-- start Material to process --

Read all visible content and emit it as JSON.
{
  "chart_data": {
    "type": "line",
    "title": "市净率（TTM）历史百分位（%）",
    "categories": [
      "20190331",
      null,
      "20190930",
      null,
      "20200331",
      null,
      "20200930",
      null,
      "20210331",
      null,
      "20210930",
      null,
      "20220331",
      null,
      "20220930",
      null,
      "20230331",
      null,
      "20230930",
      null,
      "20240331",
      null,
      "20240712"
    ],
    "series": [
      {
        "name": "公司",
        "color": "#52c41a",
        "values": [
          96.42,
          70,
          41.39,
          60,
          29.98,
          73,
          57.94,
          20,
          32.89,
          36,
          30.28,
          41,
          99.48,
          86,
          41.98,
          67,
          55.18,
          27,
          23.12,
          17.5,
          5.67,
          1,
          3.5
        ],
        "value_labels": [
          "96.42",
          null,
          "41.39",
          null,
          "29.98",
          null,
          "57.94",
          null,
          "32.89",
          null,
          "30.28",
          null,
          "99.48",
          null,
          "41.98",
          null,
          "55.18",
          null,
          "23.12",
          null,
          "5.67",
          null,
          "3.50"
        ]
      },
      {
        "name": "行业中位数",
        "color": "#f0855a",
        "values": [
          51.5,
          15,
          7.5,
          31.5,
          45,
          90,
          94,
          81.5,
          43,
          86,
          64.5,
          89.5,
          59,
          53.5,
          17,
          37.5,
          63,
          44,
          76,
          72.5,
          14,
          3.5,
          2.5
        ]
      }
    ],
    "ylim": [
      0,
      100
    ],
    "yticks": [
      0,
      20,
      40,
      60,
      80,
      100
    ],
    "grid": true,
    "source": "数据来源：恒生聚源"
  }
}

-- end Material to process --

#### Exercise requirements:
Copy out each line exactly.

#### Full output:
Read all visible content and emit it as JSON.
{
  "chart_data": {
    "type": "line",
    "title": "市净率（TTM）历史百分位（%）",
    "categories": [
      "20190331",
      null,
      "20190930",
      null,
      "20200331",
      null,
      "20200930",
      null,
      "20210331",
      null,
      "20210930",
      null,
      "20220331",
      null,
      "20220930",
      null,
      "20230331",
      null,
      "20230930",
      null,
      "20240331",
      null,
      "20240712"
    ],
    "series": [
      {
        "name": "公司",
        "color": "#52c41a",
        "values": [
          96.42,
          70,
          41.39,
          60,
          29.98,
          73,
          57.94,
          20,
          32.89,
          36,
          30.28,
          41,
          99.48,
          86,
          41.98,
          67,
          55.18,
          27,
          23.12,
          17.5,
          5.67,
          1,
          3.5
        ],
        "value_labels": [
          "96.42",
          null,
          "41.39",
          null,
          "29.98",
          null,
          "57.94",
          null,
          "32.89",
          null,
          "30.28",
          null,
          "99.48",
          null,
          "41.98",
          null,
          "55.18",
          null,
          "23.12",
          null,
          "5.67",
          null,
          "3.50"
        ]
      },
      {
        "name": "行业中位数",
        "color": "#f0855a",
        "values": [
          51.5,
          15,
          7.5,
          31.5,
          45,
          90,
          94,
          81.5,
          43,
          86,
          64.5,
          89.5,
          59,
          53.5,
          17,
          37.5,
          63,
          44,
          76,
          72.5,
          14,
          3.5,
          2.5
        ]
      }
    ],
    "ylim": [
      0,
      100
    ],
    "yticks": [
      0,
      20,
      40,
      60,
      80,
      100
    ],
    "grid": true,
    "source": "数据来源：恒生聚源"
  }
}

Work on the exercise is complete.